▶ _PAGE_:
** start **

It's discoverable in the sense that if you do the right thing, you discover it. It's undiscoverable in the sense that, even now with long-tap being a fairly common "right click" on touch devices, there's no indication (unless I've missed one) that a long tap does anything here until you try it by accident. It's not a question of "that's hard to do", but of "why would you even do that?" A horizontal pinch-zoom or horizontal drag would be arguably more intuitive as a way to expand the like button.


I agree with you for the most part.

I also think that perhaps there needs to be someone willing to take a few arrows in the chest before new UI concepts become so common as to be generally accepted as 'intuitive'.


Feels a little forced that Zuckerberg had a solution to this himself. This has been a feature on most keyboards for a while for fitting in more characters.


In Google Inbox I was looking for "mute" the other day in the mobile app. Couldn't find it anywhere. Turns out it's a long-press on the normal "done" button (the checkmark), which I found by Googling. I never would have found it on my own, but now that I know about it it seems convenient and intuitive.

** end **

▶ _TASK SET_:
#1 In the comment thread, what did the "mute" option in the Google Inbox mobile app turn out to be?
#2 Continue the comment thread on long-press features from its last comment.
The data after this point is separate from the comment thread.

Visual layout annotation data
** start **

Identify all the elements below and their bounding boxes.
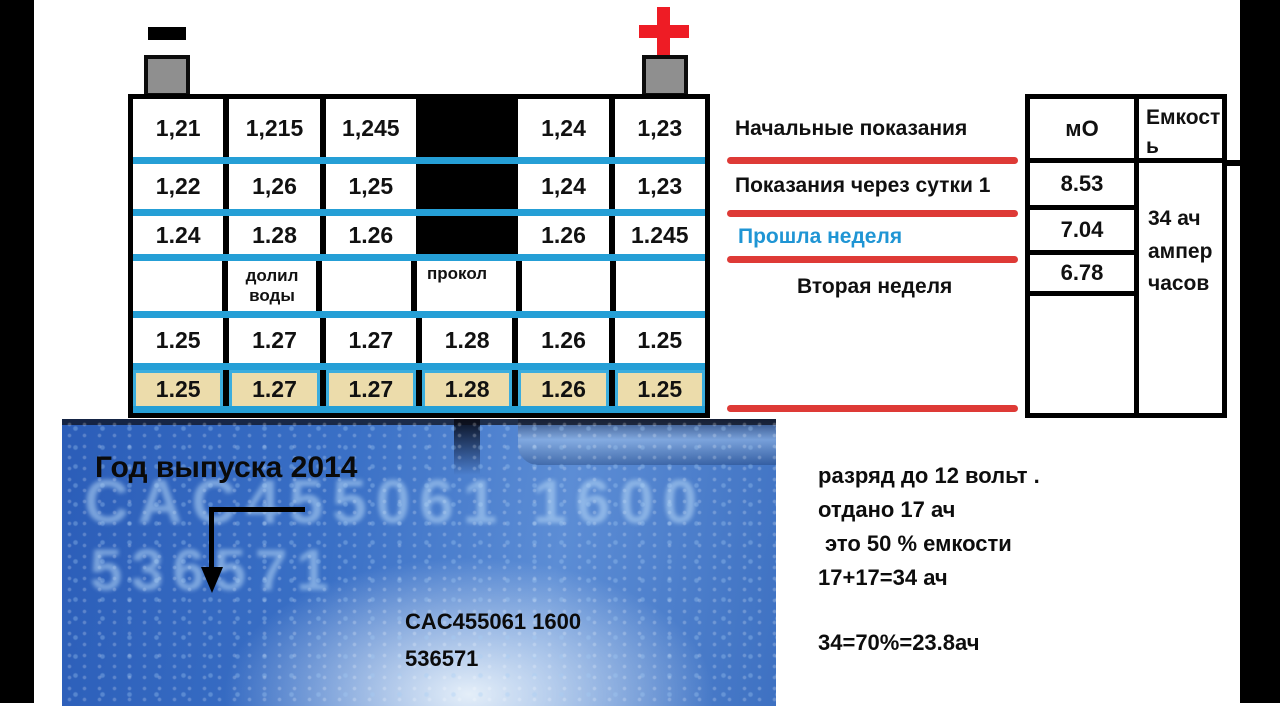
discharge-notes: разряд до 12 вольт . отдано 17 ач это 50…	[818, 459, 1198, 660]
battery-case-photo: CAC455061 1600 536571 Год выпуска 2014 C…	[62, 419, 776, 706]
pointer-line	[209, 507, 305, 512]
dead-cell	[421, 216, 513, 254]
note-line: отдано 17 ач	[818, 497, 956, 522]
density-cell: 1,24	[518, 99, 609, 157]
water-added-note: долил воды	[227, 261, 317, 311]
density-cell: 1.245	[614, 216, 705, 254]
density-cell: 1.26	[518, 318, 609, 363]
electrolyte-level-line	[133, 157, 705, 164]
case-code-text: CAC455061 1600 536571	[405, 603, 581, 677]
case-code-line1: CAC455061 1600	[405, 609, 582, 634]
note-line: 34=70%=23.8ач	[818, 630, 980, 655]
density-cell: 1.25	[614, 318, 705, 363]
puncture-note: прокол	[417, 261, 516, 311]
density-cell: 1.24	[133, 216, 224, 254]
dead-cell	[421, 164, 513, 209]
negative-post	[144, 55, 190, 97]
action-cell	[322, 261, 412, 311]
table-row-highlighted: 1.25 1.27 1.27 1.28 1.26 1.25	[133, 370, 705, 406]
note-line: разряд до 12 вольт .	[818, 463, 1040, 488]
action-cell	[521, 261, 611, 311]
final-density-cell: 1.27	[325, 370, 416, 406]
left-pillarbox-bar	[0, 0, 34, 703]
label-second-week: Вторая неделя	[797, 275, 953, 298]
red-marker-line	[727, 405, 1018, 412]
positive-post	[642, 55, 688, 97]
density-cell: 1.27	[229, 318, 320, 363]
density-cell: 1,215	[229, 99, 320, 157]
density-cell: 1,23	[614, 99, 705, 157]
table-row: 1,22 1,26 1,25 1,24 1,23	[133, 164, 705, 209]
plus-terminal-icon	[639, 25, 689, 38]
final-density-cell: 1.25	[133, 370, 224, 406]
density-cell: 1.26	[325, 216, 416, 254]
density-cell: 1,21	[133, 99, 224, 157]
density-cell: 1,23	[614, 164, 705, 209]
label-initial-readings: Начальные показания	[735, 117, 968, 140]
capacity-value: 34 ач ампер часов	[1139, 163, 1222, 413]
embossed-code: CAC455061 1600	[84, 468, 707, 537]
case-ridge	[518, 419, 776, 465]
density-cell: 1.28	[421, 318, 513, 363]
density-cell: 1.26	[518, 216, 609, 254]
red-marker-line	[727, 210, 1018, 217]
column-header-capacity: Емкость	[1139, 99, 1222, 158]
pointer-line	[209, 507, 214, 569]
density-cell: 1,24	[518, 164, 609, 209]
empty-cell	[1030, 296, 1134, 413]
year-of-manufacture-label: Год выпуска 2014	[95, 451, 358, 484]
battery-density-table: 1,21 1,215 1,245 1,24 1,23 1,22 1,26 1,2…	[128, 94, 710, 418]
table-row: долил воды прокол	[133, 261, 706, 311]
electrolyte-level-line	[133, 406, 705, 413]
case-top-edge	[62, 419, 776, 425]
electrolyte-level-line	[133, 363, 705, 370]
table-row: 1.24 1.28 1.26 1.26 1.245	[133, 216, 705, 254]
resistance-value: 7.04	[1030, 210, 1134, 250]
table-border-tick	[1227, 160, 1240, 166]
electrolyte-level-line	[133, 311, 705, 318]
final-density-cell: 1.28	[421, 370, 513, 406]
note-line: это 50 % емкости	[825, 531, 1012, 556]
note-line: 17+17=34 ач	[818, 565, 948, 590]
density-cell: 1.25	[133, 318, 224, 363]
column-header-mo: мО	[1030, 99, 1134, 158]
electrolyte-level-line	[133, 254, 705, 261]
arrow-down-icon	[201, 567, 223, 593]
minus-terminal-icon	[148, 27, 186, 40]
label-week-passed: Прошла неделя	[738, 225, 903, 248]
action-cell	[133, 261, 222, 311]
electrolyte-level-line	[133, 209, 705, 216]
dead-cell	[421, 99, 513, 157]
action-cell	[616, 261, 706, 311]
final-density-cell: 1.26	[518, 370, 609, 406]
final-density-cell: 1.25	[614, 370, 705, 406]
density-cell: 1,25	[325, 164, 416, 209]
density-cell: 1,26	[229, 164, 320, 209]
red-marker-line	[727, 157, 1018, 164]
resistance-value: 8.53	[1030, 163, 1134, 205]
density-cell: 1,22	[133, 164, 224, 209]
resistance-value: 6.78	[1030, 255, 1134, 291]
red-marker-line	[727, 256, 1018, 263]
resistance-column: мО 8.53 7.04 6.78	[1030, 99, 1134, 413]
final-density-cell: 1.27	[229, 370, 320, 406]
density-cell: 1.28	[229, 216, 320, 254]
density-cell: 1.27	[325, 318, 416, 363]
case-groove	[454, 419, 480, 475]
case-code-line2: 536571	[405, 646, 479, 671]
right-pillarbox-bar	[1240, 0, 1280, 703]
density-cell: 1,245	[325, 99, 416, 157]
resistance-capacity-table: мО 8.53 7.04 6.78 Емкость 34 ач ампер ча…	[1025, 94, 1227, 418]
table-row: 1,21 1,215 1,245 1,24 1,23	[133, 99, 705, 157]
label-after-day-readings: Показания через сутки 1	[735, 174, 991, 197]
table-row: 1.25 1.27 1.27 1.28 1.26 1.25	[133, 318, 705, 363]
capacity-column: Емкость 34 ач ампер часов	[1139, 99, 1222, 413]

** end **

▶ _ANSWER SET_:
#1 A long-press on the normal "done" button, the checkmark.

#2
I think this style of interaction is fine if it's a nonessential bonus feature. For those who never discover the added options, they can still like something as they always have.


This kind of unintuitive UI was once also frequently used in Android apps. The long press.

But over the time more and more high profile apps removed these features simply because so many users never knew that they could long press on something to reveal additional functionality.

Also the Android old menu button was removed for the same reasons. It was a hidden menu that could show different options depending on which screen within the app you were.

I could imagine that it could be different for users with Apples force touch or 3D touch, but we'll have to wait and see.


The really interesting takeaway from this article for me was that product executives make many decisions based on simple intuition, industry experience, and "I've heard it worked over there."

There are numerous mentions of failed product roll-outs(News Feed as a failure at first, Paper, etc.) But the key quote is here, when they talk about the meeting: "Cox agrees. 'My intuition, which we could prove wrong, is people just want more stuff.'

I'm sure that Facebook uses data to back up some of its assertions; after all, they did mine comments to come up with the most common reactions. But how many people's entire internet experience (i.e. consumption of news through the News Feed) is impacted just by some senior guy in a room going, "This sounds right to me," and everyone scrambling to work on what he proposes?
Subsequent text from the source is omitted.